__SOURCE TEXT__.
---*---

An anonymous reader writes "The recently awarded iPhone patent contains hidden claims which indicate Apple is planning to bring video calling and recording features to the iPhone, according to InfoWeek blogger Alex Wolfe. Buried within the 'embodiments' section of patent number 7,479,949 is this: 'In some embodiments, the functions may include telephoning, video conferencing, e-mailing, instant messaging, blogging, digital photographing, digital videoing, web browsing, digital music playing, and/or digital video playing.' Wolfe also cites language indicating Apple is aware that having a rear-facing camera is an impediment towards video calls (and also taking pictures of yourself.): 'In some embodiments, an optical sensor is located on the front of the device so that the user's image may be obtained for videoconferencing while the user views the other video conference participants on the touch screen display.' Screen caps of the patent drawing are also available."

---*---

__SET EXERCISE 1__.
In the iPhone patent excerpt, what is the number of the patent?

---*---

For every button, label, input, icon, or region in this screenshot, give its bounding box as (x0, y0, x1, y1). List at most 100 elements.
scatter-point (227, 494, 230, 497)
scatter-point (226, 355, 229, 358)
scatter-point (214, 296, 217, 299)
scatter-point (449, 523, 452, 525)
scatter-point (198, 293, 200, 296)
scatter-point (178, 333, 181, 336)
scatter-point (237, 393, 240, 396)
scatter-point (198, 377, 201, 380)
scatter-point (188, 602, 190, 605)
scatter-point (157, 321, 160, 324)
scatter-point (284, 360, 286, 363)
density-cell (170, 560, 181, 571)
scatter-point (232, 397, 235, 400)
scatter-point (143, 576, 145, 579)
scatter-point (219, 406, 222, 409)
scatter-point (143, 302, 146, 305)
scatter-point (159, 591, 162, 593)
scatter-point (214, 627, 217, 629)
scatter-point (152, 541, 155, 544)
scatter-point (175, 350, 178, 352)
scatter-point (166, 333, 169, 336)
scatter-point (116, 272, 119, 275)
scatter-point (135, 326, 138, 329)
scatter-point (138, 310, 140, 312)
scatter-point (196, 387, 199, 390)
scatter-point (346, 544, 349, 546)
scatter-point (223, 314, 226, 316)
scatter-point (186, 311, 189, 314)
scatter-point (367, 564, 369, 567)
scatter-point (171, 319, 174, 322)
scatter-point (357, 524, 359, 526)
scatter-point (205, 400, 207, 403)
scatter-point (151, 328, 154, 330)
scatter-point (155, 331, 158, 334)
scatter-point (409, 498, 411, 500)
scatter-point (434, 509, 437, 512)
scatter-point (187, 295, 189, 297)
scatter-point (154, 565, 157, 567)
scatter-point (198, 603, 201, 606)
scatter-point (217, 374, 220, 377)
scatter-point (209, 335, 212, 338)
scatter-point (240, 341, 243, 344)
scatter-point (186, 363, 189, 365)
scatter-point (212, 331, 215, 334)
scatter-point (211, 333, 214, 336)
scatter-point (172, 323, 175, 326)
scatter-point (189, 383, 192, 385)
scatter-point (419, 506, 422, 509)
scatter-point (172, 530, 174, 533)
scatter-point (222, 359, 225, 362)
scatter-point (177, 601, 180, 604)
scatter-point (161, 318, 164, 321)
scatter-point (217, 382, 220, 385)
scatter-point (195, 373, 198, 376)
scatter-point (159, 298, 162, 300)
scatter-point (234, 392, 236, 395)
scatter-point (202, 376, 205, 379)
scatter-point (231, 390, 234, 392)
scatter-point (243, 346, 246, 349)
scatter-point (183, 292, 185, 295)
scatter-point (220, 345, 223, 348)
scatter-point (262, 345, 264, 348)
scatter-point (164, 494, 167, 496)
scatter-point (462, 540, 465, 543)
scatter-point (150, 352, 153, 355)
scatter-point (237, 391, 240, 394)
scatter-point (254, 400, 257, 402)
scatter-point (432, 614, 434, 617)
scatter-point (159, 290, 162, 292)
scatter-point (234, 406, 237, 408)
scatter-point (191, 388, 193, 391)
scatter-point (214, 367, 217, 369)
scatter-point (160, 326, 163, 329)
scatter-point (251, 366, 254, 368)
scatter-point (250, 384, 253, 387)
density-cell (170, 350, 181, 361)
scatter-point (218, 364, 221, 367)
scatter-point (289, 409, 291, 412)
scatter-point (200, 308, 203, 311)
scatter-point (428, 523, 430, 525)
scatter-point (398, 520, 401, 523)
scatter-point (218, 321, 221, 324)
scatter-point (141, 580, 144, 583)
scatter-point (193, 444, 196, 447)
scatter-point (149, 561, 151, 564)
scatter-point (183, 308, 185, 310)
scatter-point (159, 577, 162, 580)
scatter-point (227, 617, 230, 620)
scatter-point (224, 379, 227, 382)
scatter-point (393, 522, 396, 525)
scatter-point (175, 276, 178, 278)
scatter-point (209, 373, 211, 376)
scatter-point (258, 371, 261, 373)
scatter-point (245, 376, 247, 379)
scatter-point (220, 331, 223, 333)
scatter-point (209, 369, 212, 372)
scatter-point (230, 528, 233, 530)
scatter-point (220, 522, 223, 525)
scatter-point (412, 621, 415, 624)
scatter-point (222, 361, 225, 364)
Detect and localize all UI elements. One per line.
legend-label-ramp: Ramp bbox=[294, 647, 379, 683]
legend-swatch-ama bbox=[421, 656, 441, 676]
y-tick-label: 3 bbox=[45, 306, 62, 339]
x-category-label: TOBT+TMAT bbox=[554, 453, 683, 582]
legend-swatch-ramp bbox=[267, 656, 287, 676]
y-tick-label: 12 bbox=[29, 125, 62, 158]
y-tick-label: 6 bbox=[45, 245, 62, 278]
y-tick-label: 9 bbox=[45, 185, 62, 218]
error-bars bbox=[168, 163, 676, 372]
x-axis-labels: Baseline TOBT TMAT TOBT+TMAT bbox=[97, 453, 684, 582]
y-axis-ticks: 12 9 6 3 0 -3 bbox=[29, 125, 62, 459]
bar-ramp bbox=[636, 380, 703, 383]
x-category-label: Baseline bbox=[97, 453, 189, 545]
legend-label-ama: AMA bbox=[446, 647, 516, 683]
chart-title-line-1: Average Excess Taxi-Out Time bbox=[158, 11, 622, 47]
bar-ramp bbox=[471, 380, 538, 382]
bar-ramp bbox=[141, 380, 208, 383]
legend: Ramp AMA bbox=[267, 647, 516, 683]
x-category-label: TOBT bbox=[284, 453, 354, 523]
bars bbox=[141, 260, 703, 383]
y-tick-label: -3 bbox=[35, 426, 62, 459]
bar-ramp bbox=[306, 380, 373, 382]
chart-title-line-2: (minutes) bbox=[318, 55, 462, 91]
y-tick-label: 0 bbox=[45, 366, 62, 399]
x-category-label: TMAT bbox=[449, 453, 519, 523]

---*---

__SET EXERCISE 2__.
Find every line in the entries that contains the string "category", and copy each of those lines.

__TASK ANSWER 1__.
7,479,949

__TASK ANSWER 2__.
x-category-label: TOBT+TMAT bbox=[554, 453, 683, 582]
x-category-label: Baseline bbox=[97, 453, 189, 545]
x-category-label: TOBT bbox=[284, 453, 354, 523]
x-category-label: TMAT bbox=[449, 453, 519, 523]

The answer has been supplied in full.